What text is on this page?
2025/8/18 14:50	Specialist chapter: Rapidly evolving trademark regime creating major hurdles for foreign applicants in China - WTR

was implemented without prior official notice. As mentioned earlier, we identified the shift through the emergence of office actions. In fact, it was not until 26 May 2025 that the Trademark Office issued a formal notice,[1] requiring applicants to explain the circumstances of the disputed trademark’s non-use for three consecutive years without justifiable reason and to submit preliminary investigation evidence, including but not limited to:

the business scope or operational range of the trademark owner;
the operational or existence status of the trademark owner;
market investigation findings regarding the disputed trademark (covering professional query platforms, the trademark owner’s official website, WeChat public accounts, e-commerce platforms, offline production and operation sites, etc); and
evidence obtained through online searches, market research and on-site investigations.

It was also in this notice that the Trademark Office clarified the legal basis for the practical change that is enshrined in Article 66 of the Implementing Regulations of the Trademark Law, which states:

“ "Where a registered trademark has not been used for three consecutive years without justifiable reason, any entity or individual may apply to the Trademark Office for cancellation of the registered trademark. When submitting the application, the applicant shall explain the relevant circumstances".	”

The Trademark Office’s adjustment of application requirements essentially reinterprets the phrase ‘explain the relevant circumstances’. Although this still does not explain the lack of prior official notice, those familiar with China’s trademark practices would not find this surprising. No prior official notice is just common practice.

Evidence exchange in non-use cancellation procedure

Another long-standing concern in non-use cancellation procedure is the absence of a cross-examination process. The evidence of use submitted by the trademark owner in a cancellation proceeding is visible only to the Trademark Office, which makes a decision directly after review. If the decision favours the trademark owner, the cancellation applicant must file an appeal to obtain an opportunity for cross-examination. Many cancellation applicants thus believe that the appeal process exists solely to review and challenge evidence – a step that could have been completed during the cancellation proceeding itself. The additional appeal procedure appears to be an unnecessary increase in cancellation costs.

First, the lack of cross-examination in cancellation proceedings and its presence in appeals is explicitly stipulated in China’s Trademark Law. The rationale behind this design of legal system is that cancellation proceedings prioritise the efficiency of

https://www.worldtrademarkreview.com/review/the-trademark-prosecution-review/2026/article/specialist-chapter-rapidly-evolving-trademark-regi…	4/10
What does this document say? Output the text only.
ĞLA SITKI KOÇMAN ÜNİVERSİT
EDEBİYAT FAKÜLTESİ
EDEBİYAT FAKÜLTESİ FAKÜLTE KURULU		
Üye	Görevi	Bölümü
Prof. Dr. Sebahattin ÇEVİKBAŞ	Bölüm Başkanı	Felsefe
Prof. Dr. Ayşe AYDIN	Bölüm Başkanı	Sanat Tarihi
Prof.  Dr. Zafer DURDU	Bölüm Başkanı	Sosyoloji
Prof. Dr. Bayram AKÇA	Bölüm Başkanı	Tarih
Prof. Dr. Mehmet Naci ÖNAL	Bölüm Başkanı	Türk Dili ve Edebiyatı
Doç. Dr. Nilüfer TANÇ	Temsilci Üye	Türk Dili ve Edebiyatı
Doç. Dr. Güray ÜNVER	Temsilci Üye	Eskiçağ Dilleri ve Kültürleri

[WHAT IS BEING ASKED]: Return each line in the records that holds the string "consecutive".

[THE RESPONSE]:
was implemented without prior official notice. As mentioned earlier, we identified the shift through the emergence of office actions. In fact, it was not until 26 May 2025 that the Trademark Office issued a formal notice,[1] requiring applicants to explain the circumstances of the disputed trademark’s non-use for three consecutive years without justifiable reason and to submit preliminary investigation evidence, including but not limited to:
“ "Where a registered trademark has not been used for three consecutive years without justifiable reason, any entity or individual may apply to the Trademark Office for cancellation of the registered trademark. When submitting the application, the applicant shall explain the relevant circumstances".	”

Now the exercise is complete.